◆ **What you have to do**: Sift the material for lines containing "Difference", and return them.

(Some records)

══════

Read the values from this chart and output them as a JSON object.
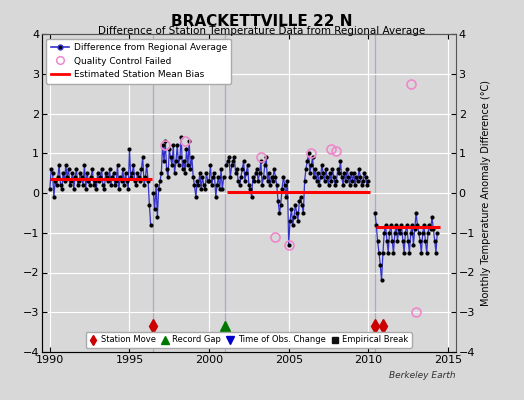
{
  "title": "BRACKETTVILLE 22 N",
  "subtitle": "Difference of Station Temperature Data from Regional Average",
  "ylabel": "Monthly Temperature Anomaly Difference (°C)",
  "background_color": "#d8d8d8",
  "plot_bg_color": "#d8d8d8",
  "ylim": [
    -4,
    4
  ],
  "xlim": [
    1989.5,
    2015.5
  ],
  "xticks": [
    1990,
    1995,
    2000,
    2005,
    2010,
    2015
  ],
  "yticks": [
    -4,
    -3,
    -2,
    -1,
    0,
    1,
    2,
    3,
    4
  ],
  "grid_color": "#ffffff",
  "line_color": "#3333cc",
  "dot_color": "#000000",
  "bias_color": "#ff0000",
  "station_move_color": "#cc0000",
  "record_gap_color": "#007700",
  "obs_change_color": "#0000cc",
  "emp_break_color": "#111111",
  "qc_fail_color": "#ee88cc",
  "vertical_line_color": "#aaaacc",
  "segment_biases": [
    {
      "x_start": 1990.0,
      "x_end": 1996.4,
      "bias": 0.35
    },
    {
      "x_start": 2001.1,
      "x_end": 2010.1,
      "bias": 0.02
    },
    {
      "x_start": 2010.5,
      "x_end": 2014.5,
      "bias": -0.85
    }
  ],
  "vertical_lines": [
    1996.5,
    2001.0,
    2010.4
  ],
  "station_moves": [
    1996.5,
    2010.4,
    2010.9
  ],
  "record_gap": [
    2001.0
  ],
  "marker_y": -3.35,
  "ts1": {
    "times": [
      1990.0,
      1990.08,
      1990.17,
      1990.25,
      1990.33,
      1990.42,
      1990.5,
      1990.58,
      1990.67,
      1990.75,
      1990.83,
      1990.92,
      1991.0,
      1991.08,
      1991.17,
      1991.25,
      1991.33,
      1991.42,
      1991.5,
      1991.58,
      1991.67,
      1991.75,
      1991.83,
      1991.92,
      1992.0,
      1992.08,
      1992.17,
      1992.25,
      1992.33,
      1992.42,
      1992.5,
      1992.58,
      1992.67,
      1992.75,
      1992.83,
      1992.92,
      1993.0,
      1993.08,
      1993.17,
      1993.25,
      1993.33,
      1993.42,
      1993.5,
      1993.58,
      1993.67,
      1993.75,
      1993.83,
      1993.92,
      1994.0,
      1994.08,
      1994.17,
      1994.25,
      1994.33,
      1994.42,
      1994.5,
      1994.58,
      1994.67,
      1994.75,
      1994.83,
      1994.92,
      1995.0,
      1995.08,
      1995.17,
      1995.25,
      1995.33,
      1995.42,
      1995.5,
      1995.58,
      1995.67,
      1995.75,
      1995.83,
      1995.92,
      1996.0,
      1996.08,
      1996.17,
      1996.25,
      1996.33
    ],
    "vals": [
      0.1,
      0.6,
      0.5,
      -0.1,
      0.3,
      0.2,
      0.4,
      0.7,
      0.2,
      0.1,
      0.5,
      0.3,
      0.7,
      0.4,
      0.6,
      0.2,
      0.3,
      0.5,
      0.1,
      0.4,
      0.6,
      0.2,
      0.3,
      0.5,
      0.4,
      0.2,
      0.7,
      0.1,
      0.5,
      0.3,
      0.2,
      0.4,
      0.6,
      0.2,
      0.3,
      0.1,
      0.5,
      0.3,
      0.4,
      0.6,
      0.2,
      0.1,
      0.5,
      0.4,
      0.3,
      0.6,
      0.2,
      0.4,
      0.5,
      0.2,
      0.3,
      0.7,
      0.1,
      0.4,
      0.3,
      0.6,
      0.2,
      0.5,
      0.3,
      0.1,
      1.1,
      0.4,
      0.5,
      0.7,
      0.3,
      0.2,
      0.5,
      0.4,
      0.3,
      0.6,
      0.9,
      0.2,
      0.4,
      0.7,
      0.3,
      -0.3,
      -0.8
    ]
  },
  "ts2": {
    "times": [
      1996.5,
      1996.58,
      1996.67,
      1996.75,
      1996.83,
      1996.92,
      1997.0,
      1997.08,
      1997.17,
      1997.25,
      1997.33,
      1997.42,
      1997.5,
      1997.58,
      1997.67,
      1997.75,
      1997.83,
      1997.92,
      1998.0,
      1998.08,
      1998.17,
      1998.25,
      1998.33,
      1998.42,
      1998.5,
      1998.58,
      1998.67,
      1998.75,
      1998.83,
      1998.92,
      1999.0,
      1999.08,
      1999.17,
      1999.25,
      1999.33,
      1999.42,
      1999.5,
      1999.58,
      1999.67,
      1999.75,
      1999.83,
      1999.92,
      2000.0,
      2000.08,
      2000.17,
      2000.25,
      2000.33,
      2000.42,
      2000.5,
      2000.58,
      2000.67,
      2000.75,
      2000.83,
      2000.92
    ],
    "vals": [
      0.0,
      -0.4,
      0.2,
      -0.6,
      0.1,
      0.3,
      0.5,
      1.2,
      0.8,
      1.3,
      0.6,
      0.4,
      1.1,
      0.9,
      0.7,
      1.2,
      0.5,
      0.8,
      1.2,
      0.7,
      0.9,
      1.4,
      0.6,
      0.8,
      0.5,
      1.1,
      0.7,
      1.3,
      0.6,
      0.9,
      0.4,
      0.2,
      -0.1,
      0.3,
      0.2,
      0.5,
      0.1,
      0.4,
      0.2,
      0.1,
      0.5,
      0.3,
      0.3,
      0.7,
      0.2,
      0.4,
      0.5,
      -0.1,
      0.2,
      0.4,
      0.1,
      0.6,
      0.1,
      0.4
    ]
  },
  "ts3": {
    "times": [
      2001.08,
      2001.17,
      2001.25,
      2001.33,
      2001.42,
      2001.5,
      2001.58,
      2001.67,
      2001.75,
      2001.83,
      2001.92,
      2002.0,
      2002.08,
      2002.17,
      2002.25,
      2002.33,
      2002.42,
      2002.5,
      2002.58,
      2002.67,
      2002.75,
      2002.83,
      2002.92,
      2003.0,
      2003.08,
      2003.17,
      2003.25,
      2003.33,
      2003.42,
      2003.5,
      2003.58,
      2003.67,
      2003.75,
      2003.83,
      2003.92,
      2004.0,
      2004.08,
      2004.17,
      2004.25,
      2004.33,
      2004.42,
      2004.5,
      2004.58,
      2004.67,
      2004.75,
      2004.83,
      2004.92,
      2005.0,
      2005.08,
      2005.17,
      2005.25,
      2005.33,
      2005.42,
      2005.5,
      2005.58,
      2005.67,
      2005.75,
      2005.83,
      2005.92,
      2006.0,
      2006.08,
      2006.17,
      2006.25,
      2006.33,
      2006.42,
      2006.5,
      2006.58,
      2006.67,
      2006.75,
      2006.83,
      2006.92,
      2007.0,
      2007.08,
      2007.17,
      2007.25,
      2007.33,
      2007.42,
      2007.5,
      2007.58,
      2007.67,
      2007.75,
      2007.83,
      2007.92,
      2008.0,
      2008.08,
      2008.17,
      2008.25,
      2008.33,
      2008.42,
      2008.5,
      2008.58,
      2008.67,
      2008.75,
      2008.83,
      2008.92,
      2009.0,
      2009.08,
      2009.17,
      2009.25,
      2009.33,
      2009.42,
      2009.5,
      2009.58,
      2009.67,
      2009.75,
      2009.83,
      2009.92,
      2010.0
    ],
    "vals": [
      0.7,
      0.8,
      0.9,
      0.4,
      0.7,
      0.8,
      0.9,
      0.5,
      0.6,
      0.3,
      0.2,
      0.4,
      0.6,
      0.8,
      0.3,
      0.5,
      0.7,
      0.2,
      0.1,
      -0.1,
      0.4,
      0.3,
      0.5,
      0.6,
      0.3,
      0.5,
      0.8,
      0.2,
      0.4,
      0.7,
      0.9,
      0.3,
      0.5,
      0.2,
      0.4,
      0.3,
      0.6,
      0.4,
      0.2,
      -0.2,
      -0.5,
      -0.3,
      0.1,
      0.4,
      0.2,
      -0.1,
      0.3,
      -1.3,
      -0.7,
      -0.4,
      -0.8,
      -0.6,
      -0.3,
      -0.5,
      -0.7,
      -0.2,
      -0.1,
      -0.3,
      -0.5,
      0.3,
      0.6,
      0.8,
      1.0,
      0.5,
      0.7,
      0.9,
      0.4,
      0.6,
      0.3,
      0.5,
      0.2,
      0.4,
      0.7,
      0.5,
      0.3,
      0.6,
      0.4,
      0.2,
      0.5,
      0.3,
      0.6,
      0.4,
      0.2,
      0.3,
      0.6,
      0.5,
      0.8,
      0.4,
      0.2,
      0.5,
      0.3,
      0.6,
      0.4,
      0.2,
      0.5,
      0.3,
      0.5,
      0.2,
      0.4,
      0.3,
      0.6,
      0.4,
      0.2,
      0.3,
      0.5,
      0.4,
      0.2,
      0.3
    ]
  },
  "ts4": {
    "times": [
      2010.42,
      2010.5,
      2010.58,
      2010.67,
      2010.75,
      2010.83,
      2010.92,
      2011.0,
      2011.08,
      2011.17,
      2011.25,
      2011.33,
      2011.42,
      2011.5,
      2011.58,
      2011.67,
      2011.75,
      2011.83,
      2011.92,
      2012.0,
      2012.08,
      2012.17,
      2012.25,
      2012.33,
      2012.42,
      2012.5,
      2012.58,
      2012.67,
      2012.75,
      2012.83,
      2012.92,
      2013.0,
      2013.08,
      2013.17,
      2013.25,
      2013.33,
      2013.42,
      2013.5,
      2013.58,
      2013.67,
      2013.75,
      2013.83,
      2013.92,
      2014.0,
      2014.08,
      2014.17,
      2014.25,
      2014.33
    ],
    "vals": [
      -0.5,
      -0.8,
      -1.2,
      -1.5,
      -1.8,
      -2.2,
      -1.5,
      -1.0,
      -0.8,
      -1.2,
      -1.5,
      -1.0,
      -0.8,
      -1.2,
      -1.5,
      -1.0,
      -0.8,
      -1.2,
      -0.9,
      -1.0,
      -0.8,
      -1.2,
      -1.5,
      -1.0,
      -0.8,
      -1.2,
      -1.5,
      -1.0,
      -0.8,
      -1.3,
      -0.9,
      -0.5,
      -0.8,
      -1.0,
      -1.2,
      -1.5,
      -1.0,
      -0.8,
      -1.2,
      -1.5,
      -1.0,
      -0.8,
      -0.9,
      -0.6,
      -0.9,
      -1.2,
      -1.5,
      -1.0
    ]
  },
  "qc_fail_points": [
    [
      1997.25,
      1.2
    ],
    [
      1998.5,
      1.3
    ],
    [
      2003.25,
      0.9
    ],
    [
      2004.17,
      -1.1
    ],
    [
      2005.0,
      -1.3
    ],
    [
      2006.42,
      1.0
    ],
    [
      2007.67,
      1.1
    ],
    [
      2008.0,
      1.05
    ],
    [
      2012.67,
      2.75
    ],
    [
      2013.0,
      -3.0
    ]
  ]
}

══════

◆ **Exercise solution**:
  "subtitle": "Difference of Station Temperature Data from Regional Average",
  "ylabel": "Monthly Temperature Anomaly Difference (°C)",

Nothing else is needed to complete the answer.